[GIVEN EXERCISE]:
Write out each record below exactly as it appears, with no pictures.

** Start INFORMATION PROVIDED **

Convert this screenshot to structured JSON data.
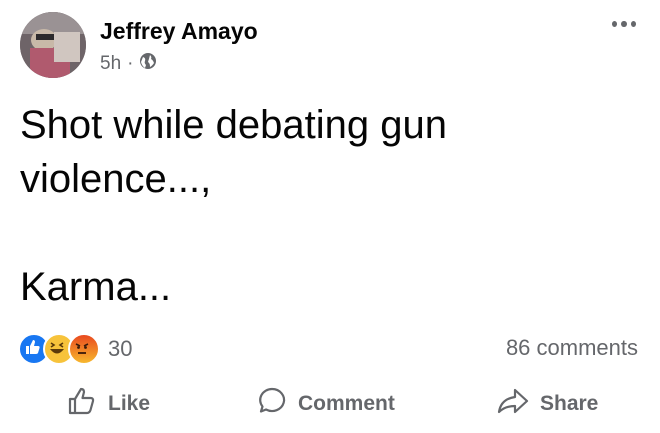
{
  "post": {
    "author": "Jeffrey Amayo",
    "time": "5h",
    "separator": "·",
    "line1": "Shot while debating gun\nviolence...,",
    "line2": "Karma..."
  },
  "stats": {
    "reaction_count": "30",
    "comments": "86 comments",
    "reaction_icons": [
      "like-icon",
      "haha-icon",
      "angry-icon"
    ]
  },
  "actions": {
    "like": "Like",
    "comment": "Comment",
    "share": "Share"
  },
  "colors": {
    "text": "#050505",
    "muted": "#65676b",
    "like_blue": "#1877f2",
    "haha_yellow": "#f7c33b",
    "angry_red": "#e9710f"
  }
}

** End INFORMATION PROVIDED **

[RESPONSE TO THIS TASK]:
Convert this screenshot to structured JSON data.
{
  "post": {
    "author": "Jeffrey Amayo",
    "time": "5h",
    "separator": "·",
    "line1": "Shot while debating gun\nviolence...,",
    "line2": "Karma..."
  },
  "stats": {
    "reaction_count": "30",
    "comments": "86 comments",
    "reaction_icons": [
      "like-icon",
      "haha-icon",
      "angry-icon"
    ]
  },
  "actions": {
    "like": "Like",
    "comment": "Comment",
    "share": "Share"
  },
  "colors": {
    "text": "#050505",
    "muted": "#65676b",
    "like_blue": "#1877f2",
    "haha_yellow": "#f7c33b",
    "angry_red": "#e9710f"
  }
}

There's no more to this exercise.